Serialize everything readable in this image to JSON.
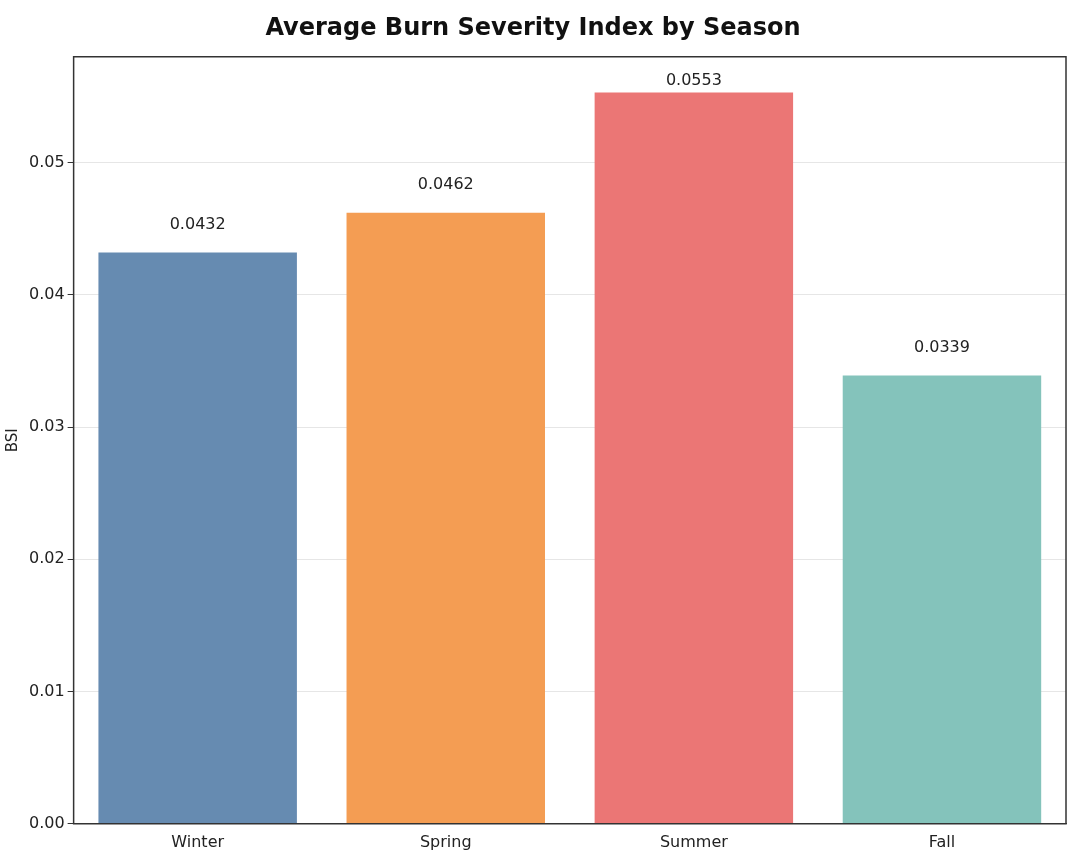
{
  "chart_data": {
    "type": "bar",
    "title": "Average Burn Severity Index by Season",
    "ylabel": "BSI",
    "categories": [
      "Winter",
      "Spring",
      "Summer",
      "Fall"
    ],
    "values": [
      0.0432,
      0.0462,
      0.0553,
      0.0339
    ],
    "colors": [
      "#668bb1",
      "#f49d53",
      "#eb7675",
      "#84c3bb"
    ],
    "ylim": [
      0,
      0.058
    ],
    "yticks": [
      {
        "value": 0,
        "label": "0.00"
      },
      {
        "value": 0.01,
        "label": "0.01"
      },
      {
        "value": 0.02,
        "label": "0.02"
      },
      {
        "value": 0.03,
        "label": "0.03"
      },
      {
        "value": 0.04,
        "label": "0.04"
      },
      {
        "value": 0.05,
        "label": "0.05"
      }
    ],
    "grid": "y",
    "data_labels": true
  }
}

### Brief
Repeat all the data as it stands, dropping any images it holds.

### The reply
Serialize everything readable in this image to JSON.
{
  "chart_data": {
    "type": "bar",
    "title": "Average Burn Severity Index by Season",
    "ylabel": "BSI",
    "categories": [
      "Winter",
      "Spring",
      "Summer",
      "Fall"
    ],
    "values": [
      0.0432,
      0.0462,
      0.0553,
      0.0339
    ],
    "colors": [
      "#668bb1",
      "#f49d53",
      "#eb7675",
      "#84c3bb"
    ],
    "ylim": [
      0,
      0.058
    ],
    "yticks": [
      {
        "value": 0,
        "label": "0.00"
      },
      {
        "value": 0.01,
        "label": "0.01"
      },
      {
        "value": 0.02,
        "label": "0.02"
      },
      {
        "value": 0.03,
        "label": "0.03"
      },
      {
        "value": 0.04,
        "label": "0.04"
      },
      {
        "value": 0.05,
        "label": "0.05"
      }
    ],
    "grid": "y",
    "data_labels": true
  }
}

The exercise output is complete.